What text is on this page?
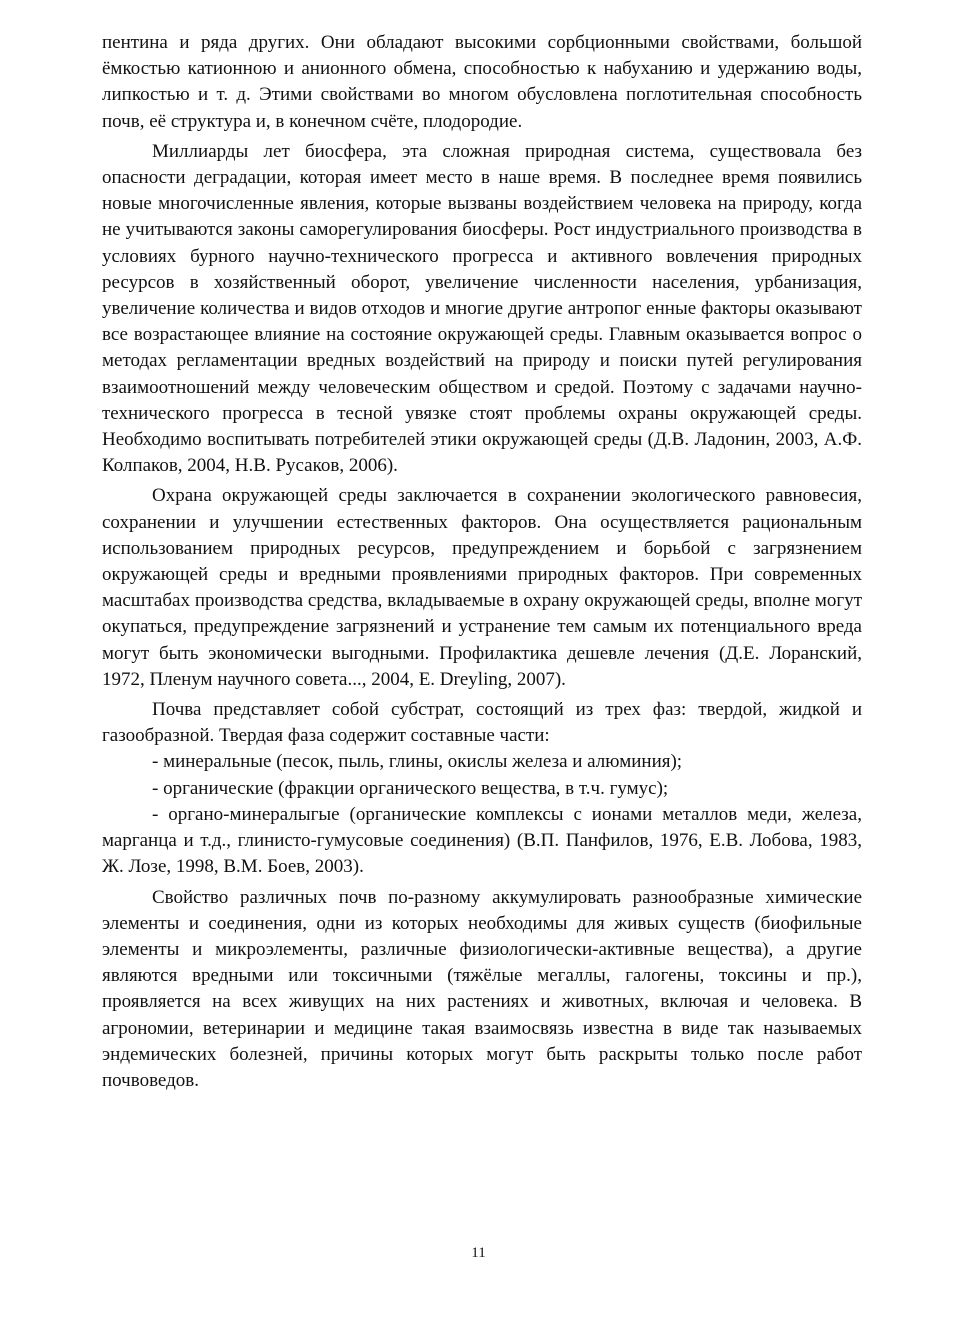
пентина и ряда других. Они обладают высокими сорбционными свойствами, большой ёмкостью катионною и анионного обмена, способностью к набуханию и удержанию воды, липкостью и т. д. Этими свойствами во многом обусловлена поглотительная способность почв, её структура и, в конечном счёте, плодородие.

Миллиарды лет биосфера, эта сложная природная система, существовала без опасности деградации, которая имеет место в наше время. В последнее время появились новые многочисленные явления, которые вызваны воздействием человека на природу, когда не учитываются законы саморегулирования биосферы. Рост индустриального производства в условиях бурного научно-технического прогресса и активного вовлечения природных ресурсов в хозяйственный оборот, увеличение численности населения, урбанизация, увеличение количества и видов отходов и многие другие антропог енные факторы оказывают все возрастающее влияние на состояние окружающей среды. Главным оказывается вопрос о методах регламентации вредных воздействий на природу и поиски путей регулирования взаимоотношений между человеческим обществом и средой. Поэтому с задачами научно-технического прогресса в тесной увязке стоят проблемы охраны окружающей среды. Необходимо воспитывать потребителей этики окружающей среды (Д.В. Ладонин, 2003, А.Ф. Колпаков, 2004, Н.В. Русаков, 2006).

Охрана окружающей среды заключается в сохранении экологического равновесия, сохранении и улучшении естественных факторов. Она осуществляется рациональным использованием природных ресурсов, предупреждением и борьбой с загрязнением окружающей среды и вредными проявлениями природных факторов. При современных масштабах производства средства, вкладываемые в охрану окружающей среды, вполне могут окупаться, предупреждение загрязнений и устранение тем самым их потенциального вреда могут быть экономически выгодными. Профилактика дешевле лечения (Д.Е. Лоранский, 1972, Пленум научного совета..., 2004, E. Dreyling, 2007).

Почва представляет собой субстрат, состоящий из трех фаз: твердой, жидкой и газообразной. Твердая фаза содержит составные части:

- минеральные (песок, пыль, глины, окислы железа и алюминия);

- органические (фракции органического вещества, в т.ч. гумус);

- органо-минералыгые (органические комплексы с ионами металлов меди, железа, марганца и т.д., глинисто-гумусовые соединения) (В.П. Панфилов, 1976, Е.В. Лобова, 1983, Ж. Лозе, 1998, В.М. Боев, 2003).

Свойство различных почв по-разному аккумулировать разнообразные химические элементы и соединения, одни из которых необходимы для живых существ (биофильные элементы и микроэлементы, различные физиологически-активные вещества), а другие являются вредными или токсичными (тяжёлые мегаллы, галогены, токсины и пр.), проявляется на всех живущих на них растениях и животных, включая и человека. В агрономии, ветеринарии и медицине такая взаимосвязь известна в виде так называемых эндемических болезней, причины которых могут быть раскрыты только после работ почвоведов.

11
****************
• WHAT IS ASKED: The answer is a single number: how many lines include the word "органические"?

• THE REPLY: 2